Interview de M. François de Rugy, ministre de la transition écologique et solidaire, à France Bleu Hérault le 25 mars 2019, sur la prévention des inondations, la lutte contre le réchauffement climatique et la pollution de l'étang de Thau.

Prononcé le

Intervenant(s) : 

Média : France Bleu

Texte intégral

VIVIAN CUGUILLERE
Avec nous en direct aujourd'hui François de RUGY, ministre de l'Ecologie, du développement durable et de l'énergie qui vient participer aujourd'hui à Montpellier au lancement des Assises nationales des risques naturels, Guillaume ROULLAND.

GUILLAUME ROULLAND
Bonjour François de RUGY.

FRANÇOIS DE RUGY, MINISTRE DE LA TRANSITION ECOLOGIQUE ET SOLIDAIRE
Bonjour.

GUILLAUME ROULLAND
Merci de nous accorder ces quelques minutes avant de prendre votre avion pour Montpellier, où vous venez parler de risques naturels de prévention aujourd'hui à l'occasion de ces Assises nationales. Alors François de RUGY, est-ce qu'avec le réchauffement climatique ce risque, il va falloir s'y habituer et pire même, est-ce qu'il est de plus en plus important ?

FRANÇOIS DE RUGY
Oui. Le risque lié au dérèglement climatique augmente. Ce sont les risques bien sûr de sécheresse en été. Ce sont les risques de pluies très violentes et on sait ce que c'est. Tout le monde a en mémoire ce qui s'est passé dans l'Aude en octobre dernier.

GUILLAUME ROULLAND
Oui, il y a six mois.

FRANÇOIS DE RUGY
Et ce qui s'est passé aussi il y a plus longtemps à Nîmes en 1988. On a beaucoup progressé et heureusement depuis ces périodes sur la prévention des inondations, les inondations violentes. C'est un des risques majeurs liés au dérèglement climatique. On sait que ça risque de devenir plus fréquent et plus violent.

GUILLAUME ROULLAND
Alors on le sait dans notre région, vous le rappelez, ce qui pose problème aussi très souvent, c'est la vulnérabilité, les zones inondables. On continue de construire là où on sait que ça peut faire mal en dépit du bon sens. Est-ce que d'abord vous, vous comptez lutter contre cela ? Et si oui, comment ?

> [Consigne 1]:
Transcrivez à l'identique, parmi les lignes, le passage qui s'ouvre sur la ligne contenant « x-axis-tick-label: 1,0 <box>39 » et se termine par la ligne contenant « pace-best-point <box>383 478 392 487</box> », ces deux lignes comprises.
L'entretien et les lignes sont indépendants l'un des autres.

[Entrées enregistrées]
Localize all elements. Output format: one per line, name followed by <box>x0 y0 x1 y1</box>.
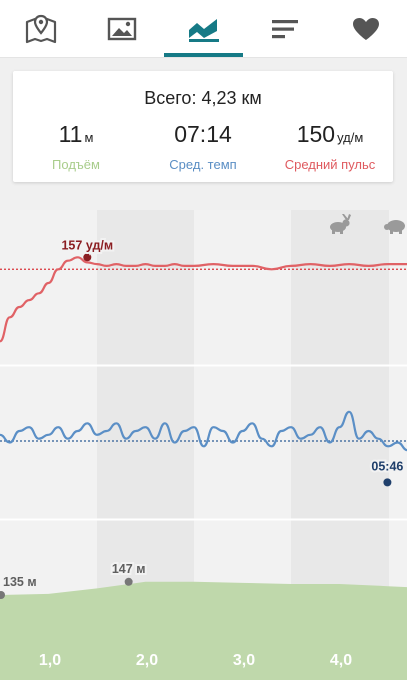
x-axis-tick-label: 1,0 <box>39 652 61 669</box>
image-icon <box>107 17 137 40</box>
heart-rate-line <box>0 256 407 343</box>
heart-rate-max-label: 157 уд/м <box>61 238 113 252</box>
heart-rate-max-point <box>83 253 92 262</box>
pace-best-point <box>383 478 392 487</box>
heart-rate-stat: 150 уд/м Средний пульс <box>267 121 393 172</box>
pace-best-label-halo: 05:46 <box>371 459 403 473</box>
pace-value: 07:14 <box>174 121 232 147</box>
tab-splits[interactable] <box>244 0 325 57</box>
elevation-area <box>0 581 407 680</box>
bars-icon <box>271 19 298 38</box>
heart-value: 150 <box>296 121 336 147</box>
tab-map[interactable] <box>0 0 81 57</box>
elevation-label: 135 м <box>3 575 37 589</box>
elevation-point <box>0 591 5 599</box>
tab-bar <box>0 0 407 58</box>
chart-icon <box>188 18 219 42</box>
pace-best-label: 05:46 <box>371 459 403 473</box>
pace-value-line: 07:14 <box>140 121 266 148</box>
rabbit-icon <box>330 214 351 234</box>
x-axis-tick-label: 4,0 <box>330 652 352 669</box>
tab-photos[interactable] <box>81 0 162 57</box>
x-axis-tick-label: 2,0 <box>136 652 158 669</box>
x-axis-tick-label: 3,0 <box>233 652 255 669</box>
total-distance: Всего: 4,23 км <box>144 88 262 108</box>
elevation-stat: 11 м Подъём <box>13 121 139 172</box>
pace-stat: 07:14 Сред. темп <box>140 121 266 172</box>
elevation-value: 11 <box>58 121 83 147</box>
elevation-point <box>124 577 133 586</box>
pace-line <box>0 410 407 452</box>
charts-area[interactable]: 157 уд/м 157 уд/м 05:46 05:46 135 м 135 м 14… <box>0 210 407 680</box>
heart-rate-max-label-halo: 157 уд/м <box>61 238 113 252</box>
map-pin-icon <box>25 14 56 43</box>
tab-favorite[interactable] <box>326 0 407 57</box>
elevation-unit: м <box>84 130 94 145</box>
elevation-label-halo: 135 м <box>3 575 37 589</box>
heart-icon <box>353 17 380 40</box>
elevation-label: 147 м <box>112 562 146 576</box>
heart-value-line: 150 уд/м <box>267 121 393 148</box>
turtle-icon <box>384 220 405 234</box>
elevation-label-halo: 147 м <box>112 562 146 576</box>
heart-label: Средний пульс <box>284 157 376 172</box>
tab-charts[interactable] <box>163 0 244 57</box>
pace-label: Сред. темп <box>169 157 237 172</box>
elevation-label: Подъём <box>52 157 100 172</box>
x-axis: 1,0 2,0 3,0 4,0 <box>39 652 352 669</box>
heart-unit: уд/м <box>337 130 364 145</box>
summary-card: Всего: 4,23 км 11 м Подъём 07:14 Сред. те… <box>13 71 393 182</box>
elevation-value-line: 11 м <box>13 121 139 148</box>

> [Consigne 2]:
Reprenez mot pour mot le passage de l'entretien qui s'ouvre sur les mots contenant « Texte intégral » et se termine par « plus important ? ».

> [Réponse attendue 1]:
x-axis-tick-label: 1,0 <box>39 652 61 669</box>
image-icon <box>107 17 137 40</box>
heart-rate-line <box>0 256 407 343</box>
heart-rate-max-label: 157 уд/м <box>61 238 113 252</box>
heart-rate-max-point <box>83 253 92 262</box>
pace-best-point <box>383 478 392 487</box>

> [Réponse attendue 2]:
Texte intégral

VIVIAN CUGUILLERE
Avec nous en direct aujourd'hui François de RUGY, ministre de l'Ecologie, du développement durable et de l'énergie qui vient participer aujourd'hui à Montpellier au lancement des Assises nationales des risques naturels, Guillaume ROULLAND.

GUILLAUME ROULLAND
Bonjour François de RUGY.

FRANÇOIS DE RUGY, MINISTRE DE LA TRANSITION ECOLOGIQUE ET SOLIDAIRE
Bonjour.

GUILLAUME ROULLAND
Merci de nous accorder ces quelques minutes avant de prendre votre avion pour Montpellier, où vous venez parler de risques naturels de prévention aujourd'hui à l'occasion de ces Assises nationales. Alors François de RUGY, est-ce qu'avec le réchauffement climatique ce risque, il va falloir s'y habituer et pire même, est-ce qu'il est de plus en plus important ?